▸ **Te doen**: Kun je het volledige tekstfragment over het ontstaan van de rederijkerskamers woord voor woord weergeven?

1.2 Ontstaan van de rederijkerskamers
o Fenomeen van een gezelschap duikt op in de (vroege) 15 de eeuw
o Gunstig stedelijk klimaat, bv. de Gilden, ambachten, devotionele broederschappen,
jongerengezelschappen
o Ontstaan onder Franse invloed; bepaalde verenigingen in Noord-Frankrijk vertonen socio-
culturele gelijkenis met de rederijkerskamers. Bij ons concentreren zich vooral in West-
Vlaanderen, Brabant en Nederland.
 Noord-Franse Puys: vooral devotionele genootschappen, devotie gericht tot heilige
maagd Maria. (bv. in Normandië, Henegouwen en uiteindelijk ook in Vlaanderen en
Holland). Devotionele broederschappen die jaarwedstrijden organiseren (zie tekst!).
Bv. Confrérie du Puy (in Amiens, stichting eind 14de eeuw, dus iets voor rederijkers).
‘Puy’ betekent podium, door die confrérie werd ook toneel gespeeld.
 Toch hadden rederijkerskamers een eigen gelaat (en vallen niet samen met Puys in
Noord-Frankrijk): enerzijds devotionele karakter, maar daarnaast ook invloed van de
Cours Amoureuses (=liefdeshoven, ontstaan niet bekend).
 Cour amoureuse
 In 12de eeuw al in Zuid-Frankrijk
 Gezelschappen die samenkwamen en hielden een discours over de liefde.
 Bespreken van zaken die de liefde betreffen, ook vrouwen betrokken.

▸ **Gegevensregels**:
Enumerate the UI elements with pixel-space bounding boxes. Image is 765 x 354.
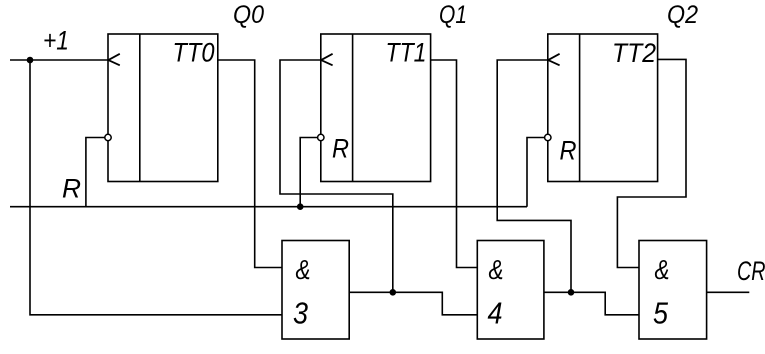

▸ **Juiste uitvoer**:
1.2 Ontstaan van de rederijkerskamers
o Fenomeen van een gezelschap duikt op in de (vroege) 15 de eeuw
o Gunstig stedelijk klimaat, bv. de Gilden, ambachten, devotionele broederschappen,
jongerengezelschappen
o Ontstaan onder Franse invloed; bepaalde verenigingen in Noord-Frankrijk vertonen socio-
culturele gelijkenis met de rederijkerskamers. Bij ons concentreren zich vooral in West-
Vlaanderen, Brabant en Nederland.
 Noord-Franse Puys: vooral devotionele genootschappen, devotie gericht tot heilige
maagd Maria. (bv. in Normandië, Henegouwen en uiteindelijk ook in Vlaanderen en
Holland). Devotionele broederschappen die jaarwedstrijden organiseren (zie tekst!).
Bv. Confrérie du Puy (in Amiens, stichting eind 14de eeuw, dus iets voor rederijkers).
‘Puy’ betekent podium, door die confrérie werd ook toneel gespeeld.
 Toch hadden rederijkerskamers een eigen gelaat (en vallen niet samen met Puys in
Noord-Frankrijk): enerzijds devotionele karakter, maar daarnaast ook invloed van de
Cours Amoureuses (=liefdeshoven, ontstaan niet bekend).
 Cour amoureuse
 In 12de eeuw al in Zuid-Frankrijk
 Gezelschappen die samenkwamen en hielden een discours over de liefde.
 Bespreken van zaken die de liefde betreffen, ook vrouwen betrokken.